[start]

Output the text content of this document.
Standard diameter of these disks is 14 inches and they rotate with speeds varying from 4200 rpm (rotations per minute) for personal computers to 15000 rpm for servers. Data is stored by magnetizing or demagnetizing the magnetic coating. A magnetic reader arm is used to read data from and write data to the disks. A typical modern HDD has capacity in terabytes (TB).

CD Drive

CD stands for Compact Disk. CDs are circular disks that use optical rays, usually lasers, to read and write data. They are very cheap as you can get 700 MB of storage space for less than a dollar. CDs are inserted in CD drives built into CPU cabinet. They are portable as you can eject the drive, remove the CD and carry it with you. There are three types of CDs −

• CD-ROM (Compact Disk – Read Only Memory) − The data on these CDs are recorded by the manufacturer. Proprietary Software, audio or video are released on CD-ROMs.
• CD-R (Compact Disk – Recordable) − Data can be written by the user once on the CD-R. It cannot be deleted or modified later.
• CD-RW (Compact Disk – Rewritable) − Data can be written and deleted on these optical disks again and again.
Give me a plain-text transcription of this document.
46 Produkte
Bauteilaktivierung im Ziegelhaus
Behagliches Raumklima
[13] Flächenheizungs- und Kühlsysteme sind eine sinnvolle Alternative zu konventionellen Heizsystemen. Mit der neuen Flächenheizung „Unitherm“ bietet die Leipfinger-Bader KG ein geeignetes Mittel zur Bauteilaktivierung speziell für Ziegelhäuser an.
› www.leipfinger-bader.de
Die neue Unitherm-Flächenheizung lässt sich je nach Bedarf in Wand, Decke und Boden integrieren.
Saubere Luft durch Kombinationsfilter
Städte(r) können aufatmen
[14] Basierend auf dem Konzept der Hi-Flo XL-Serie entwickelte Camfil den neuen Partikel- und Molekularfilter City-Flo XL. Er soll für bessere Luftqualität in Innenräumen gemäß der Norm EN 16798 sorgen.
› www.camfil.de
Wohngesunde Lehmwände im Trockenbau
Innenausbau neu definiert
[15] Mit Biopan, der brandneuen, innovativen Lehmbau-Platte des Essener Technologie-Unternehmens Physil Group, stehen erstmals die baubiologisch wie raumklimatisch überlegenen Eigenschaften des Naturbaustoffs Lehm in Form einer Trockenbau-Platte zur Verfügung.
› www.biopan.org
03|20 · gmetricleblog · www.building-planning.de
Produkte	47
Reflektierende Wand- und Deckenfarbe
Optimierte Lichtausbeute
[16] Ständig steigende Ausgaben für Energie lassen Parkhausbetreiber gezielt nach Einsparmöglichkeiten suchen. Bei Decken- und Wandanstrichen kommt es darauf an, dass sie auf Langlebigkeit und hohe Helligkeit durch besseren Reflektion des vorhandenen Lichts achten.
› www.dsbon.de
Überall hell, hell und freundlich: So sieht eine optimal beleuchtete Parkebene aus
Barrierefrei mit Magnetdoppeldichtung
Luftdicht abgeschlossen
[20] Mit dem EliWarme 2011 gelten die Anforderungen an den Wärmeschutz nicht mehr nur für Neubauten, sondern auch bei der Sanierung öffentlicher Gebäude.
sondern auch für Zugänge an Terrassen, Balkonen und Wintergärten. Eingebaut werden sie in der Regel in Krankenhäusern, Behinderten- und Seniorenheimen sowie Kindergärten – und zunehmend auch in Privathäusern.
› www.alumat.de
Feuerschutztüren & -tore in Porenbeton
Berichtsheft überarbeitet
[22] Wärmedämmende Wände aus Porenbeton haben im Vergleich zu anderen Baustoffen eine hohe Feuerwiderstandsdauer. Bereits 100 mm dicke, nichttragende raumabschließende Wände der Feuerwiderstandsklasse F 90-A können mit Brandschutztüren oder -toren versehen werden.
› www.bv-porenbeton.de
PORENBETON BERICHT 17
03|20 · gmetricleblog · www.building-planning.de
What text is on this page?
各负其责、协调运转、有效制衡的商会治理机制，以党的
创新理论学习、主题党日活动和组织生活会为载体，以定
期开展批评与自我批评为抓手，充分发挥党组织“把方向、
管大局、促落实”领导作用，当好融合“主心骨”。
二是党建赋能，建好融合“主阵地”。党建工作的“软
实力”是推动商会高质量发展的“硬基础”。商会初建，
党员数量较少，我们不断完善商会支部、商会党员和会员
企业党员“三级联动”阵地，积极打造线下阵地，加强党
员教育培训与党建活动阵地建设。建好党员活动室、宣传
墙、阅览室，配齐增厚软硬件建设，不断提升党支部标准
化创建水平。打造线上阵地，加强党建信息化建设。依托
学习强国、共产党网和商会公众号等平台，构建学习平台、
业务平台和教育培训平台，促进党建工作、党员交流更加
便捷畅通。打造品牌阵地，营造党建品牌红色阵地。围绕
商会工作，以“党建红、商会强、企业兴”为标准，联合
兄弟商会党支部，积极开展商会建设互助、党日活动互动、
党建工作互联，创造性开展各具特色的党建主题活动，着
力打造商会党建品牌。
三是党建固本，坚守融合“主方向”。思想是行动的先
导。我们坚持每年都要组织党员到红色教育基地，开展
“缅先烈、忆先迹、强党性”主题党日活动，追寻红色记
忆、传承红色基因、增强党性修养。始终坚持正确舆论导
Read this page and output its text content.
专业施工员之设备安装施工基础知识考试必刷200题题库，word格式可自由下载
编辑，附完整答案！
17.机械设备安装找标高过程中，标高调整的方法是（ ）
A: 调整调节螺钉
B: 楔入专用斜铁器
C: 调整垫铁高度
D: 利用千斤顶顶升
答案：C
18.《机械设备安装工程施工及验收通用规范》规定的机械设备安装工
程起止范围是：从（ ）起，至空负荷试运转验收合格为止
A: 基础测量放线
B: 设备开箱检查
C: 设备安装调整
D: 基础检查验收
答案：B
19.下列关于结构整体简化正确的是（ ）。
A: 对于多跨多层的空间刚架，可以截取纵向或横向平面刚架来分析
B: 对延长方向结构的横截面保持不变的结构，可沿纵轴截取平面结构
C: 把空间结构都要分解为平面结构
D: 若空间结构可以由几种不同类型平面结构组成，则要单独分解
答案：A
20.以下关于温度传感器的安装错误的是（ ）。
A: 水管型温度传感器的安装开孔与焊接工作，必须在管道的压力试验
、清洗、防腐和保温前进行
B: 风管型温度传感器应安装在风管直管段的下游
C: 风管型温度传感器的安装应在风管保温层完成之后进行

[end]

# SHORT EXERCISE
Copy the material above back out, exactly as written.

# COMPLETED TASK
Output the text content of this document.
Standard diameter of these disks is 14 inches and they rotate with speeds varying from 4200 rpm (rotations per minute) for personal computers to 15000 rpm for servers. Data is stored by magnetizing or demagnetizing the magnetic coating. A magnetic reader arm is used to read data from and write data to the disks. A typical modern HDD has capacity in terabytes (TB).

CD Drive

CD stands for Compact Disk. CDs are circular disks that use optical rays, usually lasers, to read and write data. They are very cheap as you can get 700 MB of storage space for less than a dollar. CDs are inserted in CD drives built into CPU cabinet. They are portable as you can eject the drive, remove the CD and carry it with you. There are three types of CDs −

• CD-ROM (Compact Disk – Read Only Memory) − The data on these CDs are recorded by the manufacturer. Proprietary Software, audio or video are released on CD-ROMs.
• CD-R (Compact Disk – Recordable) − Data can be written by the user once on the CD-R. It cannot be deleted or modified later.
• CD-RW (Compact Disk – Rewritable) − Data can be written and deleted on these optical disks again and again.
Give me a plain-text transcription of this document.
46 Produkte
Bauteilaktivierung im Ziegelhaus
Behagliches Raumklima
[13] Flächenheizungs- und Kühlsysteme sind eine sinnvolle Alternative zu konventionellen Heizsystemen. Mit der neuen Flächenheizung „Unitherm“ bietet die Leipfinger-Bader KG ein geeignetes Mittel zur Bauteilaktivierung speziell für Ziegelhäuser an.
› www.leipfinger-bader.de
Die neue Unitherm-Flächenheizung lässt sich je nach Bedarf in Wand, Decke und Boden integrieren.
Saubere Luft durch Kombinationsfilter
Städte(r) können aufatmen
[14] Basierend auf dem Konzept der Hi-Flo XL-Serie entwickelte Camfil den neuen Partikel- und Molekularfilter City-Flo XL. Er soll für bessere Luftqualität in Innenräumen gemäß der Norm EN 16798 sorgen.
› www.camfil.de
Wohngesunde Lehmwände im Trockenbau
Innenausbau neu definiert
[15] Mit Biopan, der brandneuen, innovativen Lehmbau-Platte des Essener Technologie-Unternehmens Physil Group, stehen erstmals die baubiologisch wie raumklimatisch überlegenen Eigenschaften des Naturbaustoffs Lehm in Form einer Trockenbau-Platte zur Verfügung.
› www.biopan.org
03|20 · gmetricleblog · www.building-planning.de
Produkte	47
Reflektierende Wand- und Deckenfarbe
Optimierte Lichtausbeute
[16] Ständig steigende Ausgaben für Energie lassen Parkhausbetreiber gezielt nach Einsparmöglichkeiten suchen. Bei Decken- und Wandanstrichen kommt es darauf an, dass sie auf Langlebigkeit und hohe Helligkeit durch besseren Reflektion des vorhandenen Lichts achten.
› www.dsbon.de
Überall hell, hell und freundlich: So sieht eine optimal beleuchtete Parkebene aus
Barrierefrei mit Magnetdoppeldichtung
Luftdicht abgeschlossen
[20] Mit dem EliWarme 2011 gelten die Anforderungen an den Wärmeschutz nicht mehr nur für Neubauten, sondern auch bei der Sanierung öffentlicher Gebäude.
sondern auch für Zugänge an Terrassen, Balkonen und Wintergärten. Eingebaut werden sie in der Regel in Krankenhäusern, Behinderten- und Seniorenheimen sowie Kindergärten – und zunehmend auch in Privathäusern.
› www.alumat.de
Feuerschutztüren & -tore in Porenbeton
Berichtsheft überarbeitet
[22] Wärmedämmende Wände aus Porenbeton haben im Vergleich zu anderen Baustoffen eine hohe Feuerwiderstandsdauer. Bereits 100 mm dicke, nichttragende raumabschließende Wände der Feuerwiderstandsklasse F 90-A können mit Brandschutztüren oder -toren versehen werden.
› www.bv-porenbeton.de
PORENBETON BERICHT 17
03|20 · gmetricleblog · www.building-planning.de
What text is on this page?
各负其责、协调运转、有效制衡的商会治理机制，以党的
创新理论学习、主题党日活动和组织生活会为载体，以定
期开展批评与自我批评为抓手，充分发挥党组织“把方向、
管大局、促落实”领导作用，当好融合“主心骨”。
二是党建赋能，建好融合“主阵地”。党建工作的“软
实力”是推动商会高质量发展的“硬基础”。商会初建，
党员数量较少，我们不断完善商会支部、商会党员和会员
企业党员“三级联动”阵地，积极打造线下阵地，加强党
员教育培训与党建活动阵地建设。建好党员活动室、宣传
墙、阅览室，配齐增厚软硬件建设，不断提升党支部标准
化创建水平。打造线上阵地，加强党建信息化建设。依托
学习强国、共产党网和商会公众号等平台，构建学习平台、
业务平台和教育培训平台，促进党建工作、党员交流更加
便捷畅通。打造品牌阵地，营造党建品牌红色阵地。围绕
商会工作，以“党建红、商会强、企业兴”为标准，联合
兄弟商会党支部，积极开展商会建设互助、党日活动互动、
党建工作互联，创造性开展各具特色的党建主题活动，着
力打造商会党建品牌。
三是党建固本，坚守融合“主方向”。思想是行动的先
导。我们坚持每年都要组织党员到红色教育基地，开展
“缅先烈、忆先迹、强党性”主题党日活动，追寻红色记
忆、传承红色基因、增强党性修养。始终坚持正确舆论导
Read this page and output its text content.
专业施工员之设备安装施工基础知识考试必刷200题题库，word格式可自由下载
编辑，附完整答案！
17.机械设备安装找标高过程中，标高调整的方法是（ ）
A: 调整调节螺钉
B: 楔入专用斜铁器
C: 调整垫铁高度
D: 利用千斤顶顶升
答案：C
18.《机械设备安装工程施工及验收通用规范》规定的机械设备安装工
程起止范围是：从（ ）起，至空负荷试运转验收合格为止
A: 基础测量放线
B: 设备开箱检查
C: 设备安装调整
D: 基础检查验收
答案：B
19.下列关于结构整体简化正确的是（ ）。
A: 对于多跨多层的空间刚架，可以截取纵向或横向平面刚架来分析
B: 对延长方向结构的横截面保持不变的结构，可沿纵轴截取平面结构
C: 把空间结构都要分解为平面结构
D: 若空间结构可以由几种不同类型平面结构组成，则要单独分解
答案：A
20.以下关于温度传感器的安装错误的是（ ）。
A: 水管型温度传感器的安装开孔与焊接工作，必须在管道的压力试验
、清洗、防腐和保温前进行
B: 风管型温度传感器应安装在风管直管段的下游
C: 风管型温度传感器的安装应在风管保温层完成之后进行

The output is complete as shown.